▶ **Records from a data source**
────────

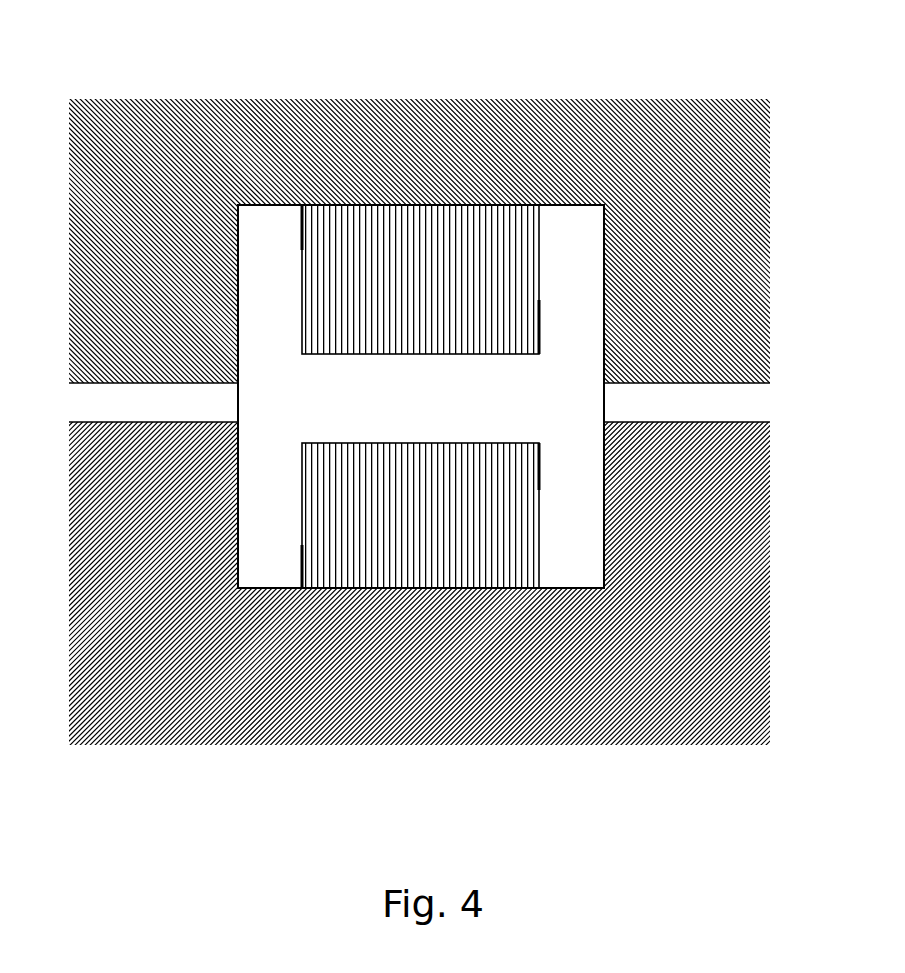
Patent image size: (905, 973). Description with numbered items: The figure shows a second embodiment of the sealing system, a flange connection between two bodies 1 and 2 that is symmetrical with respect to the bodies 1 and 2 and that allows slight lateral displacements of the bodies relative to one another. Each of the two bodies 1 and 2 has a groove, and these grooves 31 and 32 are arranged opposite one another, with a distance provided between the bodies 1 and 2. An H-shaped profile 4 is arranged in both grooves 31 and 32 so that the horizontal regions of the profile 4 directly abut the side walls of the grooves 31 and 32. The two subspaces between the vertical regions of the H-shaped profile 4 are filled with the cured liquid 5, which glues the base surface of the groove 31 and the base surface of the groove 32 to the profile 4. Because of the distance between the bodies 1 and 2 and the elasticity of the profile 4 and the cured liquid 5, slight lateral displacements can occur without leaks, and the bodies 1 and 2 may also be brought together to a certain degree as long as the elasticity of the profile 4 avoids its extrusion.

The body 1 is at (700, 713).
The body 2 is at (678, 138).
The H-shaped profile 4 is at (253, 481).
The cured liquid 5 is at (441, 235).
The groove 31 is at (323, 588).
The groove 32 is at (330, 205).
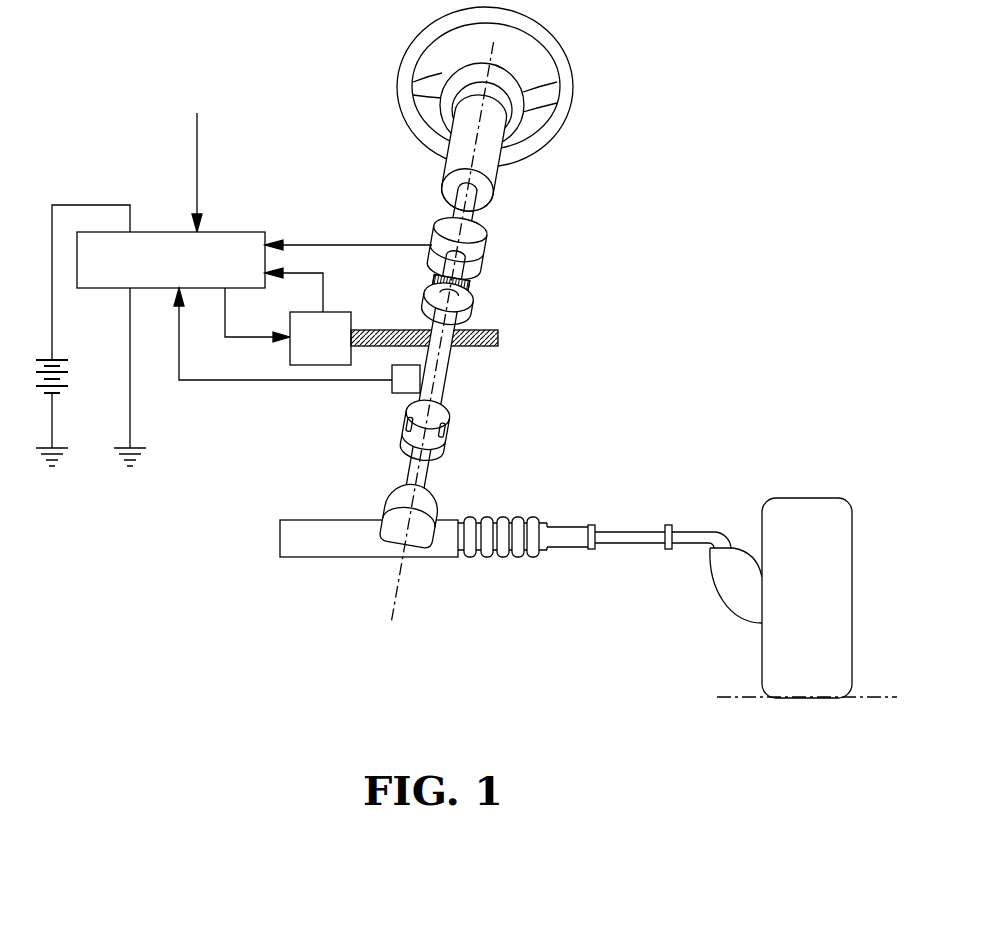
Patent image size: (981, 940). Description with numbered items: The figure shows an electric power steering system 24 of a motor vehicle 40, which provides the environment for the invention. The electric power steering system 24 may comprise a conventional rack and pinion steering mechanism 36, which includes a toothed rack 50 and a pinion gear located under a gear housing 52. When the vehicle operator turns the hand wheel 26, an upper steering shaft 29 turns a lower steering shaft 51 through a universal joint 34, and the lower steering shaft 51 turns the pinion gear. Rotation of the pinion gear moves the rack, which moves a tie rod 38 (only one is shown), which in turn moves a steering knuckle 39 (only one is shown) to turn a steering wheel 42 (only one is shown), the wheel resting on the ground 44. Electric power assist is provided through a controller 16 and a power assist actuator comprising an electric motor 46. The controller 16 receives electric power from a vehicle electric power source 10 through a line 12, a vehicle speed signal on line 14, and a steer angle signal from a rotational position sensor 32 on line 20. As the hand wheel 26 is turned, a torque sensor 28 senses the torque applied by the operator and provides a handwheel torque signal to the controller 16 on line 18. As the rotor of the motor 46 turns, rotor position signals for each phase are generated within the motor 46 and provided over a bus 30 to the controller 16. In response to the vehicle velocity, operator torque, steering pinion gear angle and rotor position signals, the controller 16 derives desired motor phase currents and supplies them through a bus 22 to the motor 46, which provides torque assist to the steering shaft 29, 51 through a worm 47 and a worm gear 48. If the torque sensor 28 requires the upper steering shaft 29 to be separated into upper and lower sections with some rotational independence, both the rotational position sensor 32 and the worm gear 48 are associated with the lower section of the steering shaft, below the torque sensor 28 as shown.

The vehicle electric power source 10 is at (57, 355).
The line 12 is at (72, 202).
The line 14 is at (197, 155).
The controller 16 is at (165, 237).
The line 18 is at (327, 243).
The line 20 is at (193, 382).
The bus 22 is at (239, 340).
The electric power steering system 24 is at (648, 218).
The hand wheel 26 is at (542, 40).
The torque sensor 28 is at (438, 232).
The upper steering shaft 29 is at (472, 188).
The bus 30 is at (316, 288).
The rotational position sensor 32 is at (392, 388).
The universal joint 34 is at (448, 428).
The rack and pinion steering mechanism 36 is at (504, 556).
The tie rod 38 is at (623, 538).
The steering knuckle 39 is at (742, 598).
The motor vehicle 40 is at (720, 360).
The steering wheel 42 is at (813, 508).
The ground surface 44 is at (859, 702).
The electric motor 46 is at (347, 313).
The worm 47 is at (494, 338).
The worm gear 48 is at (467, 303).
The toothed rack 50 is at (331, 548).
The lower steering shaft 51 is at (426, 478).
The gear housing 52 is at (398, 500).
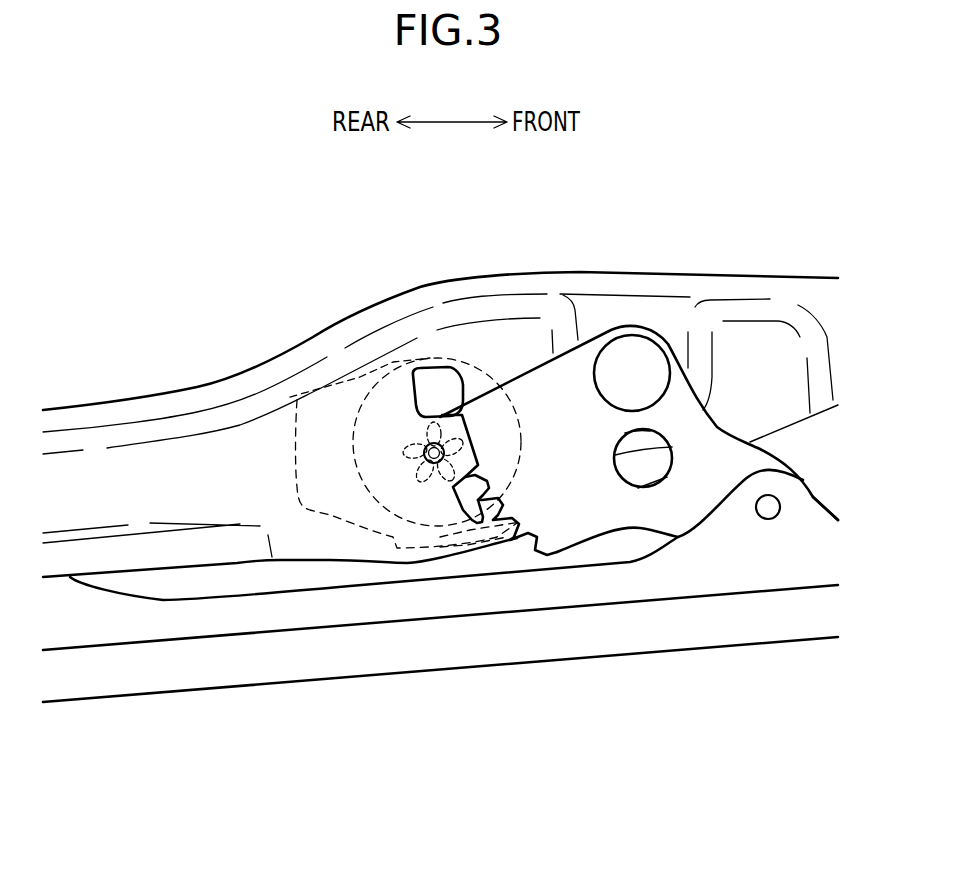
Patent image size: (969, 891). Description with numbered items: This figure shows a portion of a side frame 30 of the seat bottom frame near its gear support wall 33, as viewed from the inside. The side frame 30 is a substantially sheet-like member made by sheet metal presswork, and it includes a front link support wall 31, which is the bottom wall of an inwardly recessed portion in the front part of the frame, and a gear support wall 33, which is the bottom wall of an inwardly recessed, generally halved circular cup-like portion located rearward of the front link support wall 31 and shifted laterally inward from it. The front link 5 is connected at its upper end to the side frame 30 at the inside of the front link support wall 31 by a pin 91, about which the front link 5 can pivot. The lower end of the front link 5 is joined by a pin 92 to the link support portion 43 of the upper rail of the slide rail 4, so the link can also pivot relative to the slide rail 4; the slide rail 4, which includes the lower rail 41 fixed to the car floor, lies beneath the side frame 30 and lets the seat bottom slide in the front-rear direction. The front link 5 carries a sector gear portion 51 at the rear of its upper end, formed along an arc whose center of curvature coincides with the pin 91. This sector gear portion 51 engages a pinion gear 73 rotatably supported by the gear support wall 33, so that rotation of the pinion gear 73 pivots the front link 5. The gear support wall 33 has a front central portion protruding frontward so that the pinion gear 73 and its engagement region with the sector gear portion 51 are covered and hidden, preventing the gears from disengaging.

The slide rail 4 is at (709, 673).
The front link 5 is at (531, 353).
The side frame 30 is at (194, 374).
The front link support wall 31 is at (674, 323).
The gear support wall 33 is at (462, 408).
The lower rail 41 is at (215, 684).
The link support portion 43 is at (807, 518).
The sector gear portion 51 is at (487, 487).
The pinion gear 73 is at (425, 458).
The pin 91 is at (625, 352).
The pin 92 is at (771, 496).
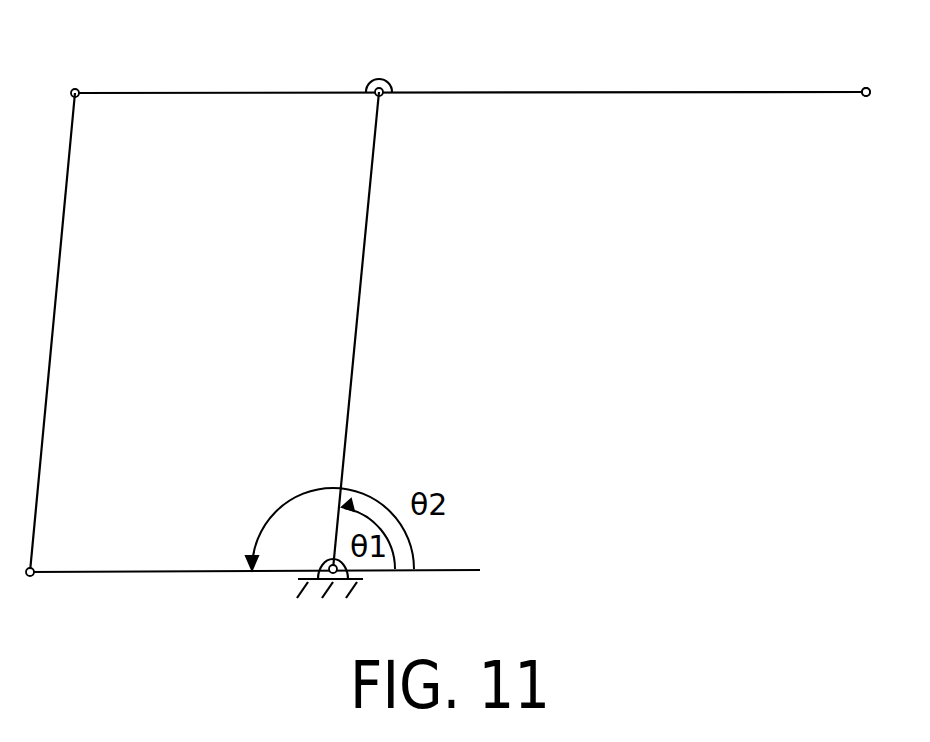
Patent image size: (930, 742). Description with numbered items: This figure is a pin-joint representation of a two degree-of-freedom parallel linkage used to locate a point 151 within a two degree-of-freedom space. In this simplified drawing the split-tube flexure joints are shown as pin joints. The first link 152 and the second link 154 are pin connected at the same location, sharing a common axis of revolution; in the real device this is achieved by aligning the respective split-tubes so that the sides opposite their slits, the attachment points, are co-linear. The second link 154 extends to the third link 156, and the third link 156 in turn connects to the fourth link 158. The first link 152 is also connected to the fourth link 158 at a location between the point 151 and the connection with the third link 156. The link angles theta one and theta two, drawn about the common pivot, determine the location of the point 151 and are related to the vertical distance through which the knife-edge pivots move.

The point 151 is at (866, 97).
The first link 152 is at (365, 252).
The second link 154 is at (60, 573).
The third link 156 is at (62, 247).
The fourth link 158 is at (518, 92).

────────

▶ **EXERCISE TASK**
Reproduce every line of the listing above verbatim, omitting the pictures.

▶ **RESULT OF THIS TASK**
Patent image size: (905, 973). Description with numbered items: The figure shows a second embodiment of the sealing system, a flange connection between two bodies 1 and 2 that is symmetrical with respect to the bodies 1 and 2 and that allows slight lateral displacements of the bodies relative to one another. Each of the two bodies 1 and 2 has a groove, and these grooves 31 and 32 are arranged opposite one another, with a distance provided between the bodies 1 and 2. An H-shaped profile 4 is arranged in both grooves 31 and 32 so that the horizontal regions of the profile 4 directly abut the side walls of the grooves 31 and 32. The two subspaces between the vertical regions of the H-shaped profile 4 are filled with the cured liquid 5, which glues the base surface of the groove 31 and the base surface of the groove 32 to the profile 4. Because of the distance between the bodies 1 and 2 and the elasticity of the profile 4 and the cured liquid 5, slight lateral displacements can occur without leaks, and the bodies 1 and 2 may also be brought together to a certain degree as long as the elasticity of the profile 4 avoids its extrusion.

The body 1 is at (700, 713).
The body 2 is at (678, 138).
The H-shaped profile 4 is at (253, 481).
The cured liquid 5 is at (441, 235).
The groove 31 is at (323, 588).
The groove 32 is at (330, 205).
Patent image size: (981, 940). Description with numbered items: The figure shows an electric power steering system 24 of a motor vehicle 40, which provides the environment for the invention. The electric power steering system 24 may comprise a conventional rack and pinion steering mechanism 36, which includes a toothed rack 50 and a pinion gear located under a gear housing 52. When the vehicle operator turns the hand wheel 26, an upper steering shaft 29 turns a lower steering shaft 51 through a universal joint 34, and the lower steering shaft 51 turns the pinion gear. Rotation of the pinion gear moves the rack, which moves a tie rod 38 (only one is shown), which in turn moves a steering knuckle 39 (only one is shown) to turn a steering wheel 42 (only one is shown), the wheel resting on the ground 44. Electric power assist is provided through a controller 16 and a power assist actuator comprising an electric motor 46. The controller 16 receives electric power from a vehicle electric power source 10 through a line 12, a vehicle speed signal on line 14, and a steer angle signal from a rotational position sensor 32 on line 20. As the hand wheel 26 is turned, a torque sensor 28 senses the torque applied by the operator and provides a handwheel torque signal to the controller 16 on line 18. As the rotor of the motor 46 turns, rotor position signals for each phase are generated within the motor 46 and provided over a bus 30 to the controller 16. In response to the vehicle velocity, operator torque, steering pinion gear angle and rotor position signals, the controller 16 derives desired motor phase currents and supplies them through a bus 22 to the motor 46, which provides torque assist to the steering shaft 29, 51 through a worm 47 and a worm gear 48. If the torque sensor 28 requires the upper steering shaft 29 to be separated into upper and lower sections with some rotational independence, both the rotational position sensor 32 and the worm gear 48 are associated with the lower section of the steering shaft, below the torque sensor 28 as shown.

The vehicle electric power source 10 is at (57, 355).
The line 12 is at (72, 202).
The line 14 is at (197, 155).
The controller 16 is at (165, 237).
The line 18 is at (327, 243).
The line 20 is at (193, 382).
The bus 22 is at (239, 340).
The electric power steering system 24 is at (648, 218).
The hand wheel 26 is at (542, 40).
The torque sensor 28 is at (438, 232).
The upper steering shaft 29 is at (472, 188).
The bus 30 is at (316, 288).
The rotational position sensor 32 is at (392, 388).
The universal joint 34 is at (448, 428).
The rack and pinion steering mechanism 36 is at (504, 556).
The tie rod 38 is at (623, 538).
The steering knuckle 39 is at (742, 598).
The motor vehicle 40 is at (720, 360).
The steering wheel 42 is at (813, 508).
The ground surface 44 is at (859, 702).
The electric motor 46 is at (347, 313).
The worm 47 is at (494, 338).
The worm gear 48 is at (467, 303).
The toothed rack 50 is at (331, 548).
The lower steering shaft 51 is at (426, 478).
The gear housing 52 is at (398, 500).
Patent image size: (969, 891). Description with numbered items: This figure shows a portion of a side frame 30 of the seat bottom frame near its gear support wall 33, as viewed from the inside. The side frame 30 is a substantially sheet-like member made by sheet metal presswork, and it includes a front link support wall 31, which is the bottom wall of an inwardly recessed portion in the front part of the frame, and a gear support wall 33, which is the bottom wall of an inwardly recessed, generally halved circular cup-like portion located rearward of the front link support wall 31 and shifted laterally inward from it. The front link 5 is connected at its upper end to the side frame 30 at the inside of the front link support wall 31 by a pin 91, about which the front link 5 can pivot. The lower end of the front link 5 is joined by a pin 92 to the link support portion 43 of the upper rail of the slide rail 4, so the link can also pivot relative to the slide rail 4; the slide rail 4, which includes the lower rail 41 fixed to the car floor, lies beneath the side frame 30 and lets the seat bottom slide in the front-rear direction. The front link 5 carries a sector gear portion 51 at the rear of its upper end, formed along an arc whose center of curvature coincides with the pin 91. This sector gear portion 51 engages a pinion gear 73 rotatably supported by the gear support wall 33, so that rotation of the pinion gear 73 pivots the front link 5. The gear support wall 33 has a front central portion protruding frontward so that the pinion gear 73 and its engagement region with the sector gear portion 51 are covered and hidden, preventing the gears from disengaging.

The slide rail 4 is at (709, 673).
The front link 5 is at (531, 353).
The side frame 30 is at (194, 374).
The front link support wall 31 is at (674, 323).
The gear support wall 33 is at (462, 408).
The lower rail 41 is at (215, 684).
The link support portion 43 is at (807, 518).
The sector gear portion 51 is at (487, 487).
The pinion gear 73 is at (425, 458).
The pin 91 is at (625, 352).
The pin 92 is at (771, 496).
Patent image size: (930, 742). Description with numbered items: This figure is a pin-joint representation of a two degree-of-freedom parallel linkage used to locate a point 151 within a two degree-of-freedom space. In this simplified drawing the split-tube flexure joints are shown as pin joints. The first link 152 and the second link 154 are pin connected at the same location, sharing a common axis of revolution; in the real device this is achieved by aligning the respective split-tubes so that the sides opposite their slits, the attachment points, are co-linear. The second link 154 extends to the third link 156, and the third link 156 in turn connects to the fourth link 158. The first link 152 is also connected to the fourth link 158 at a location between the point 151 and the connection with the third link 156. The link angles theta one and theta two, drawn about the common pivot, determine the location of the point 151 and are related to the vertical distance through which the knife-edge pivots move.

The point 151 is at (866, 97).
The first link 152 is at (365, 252).
The second link 154 is at (60, 573).
The third link 156 is at (62, 247).
The fourth link 158 is at (518, 92).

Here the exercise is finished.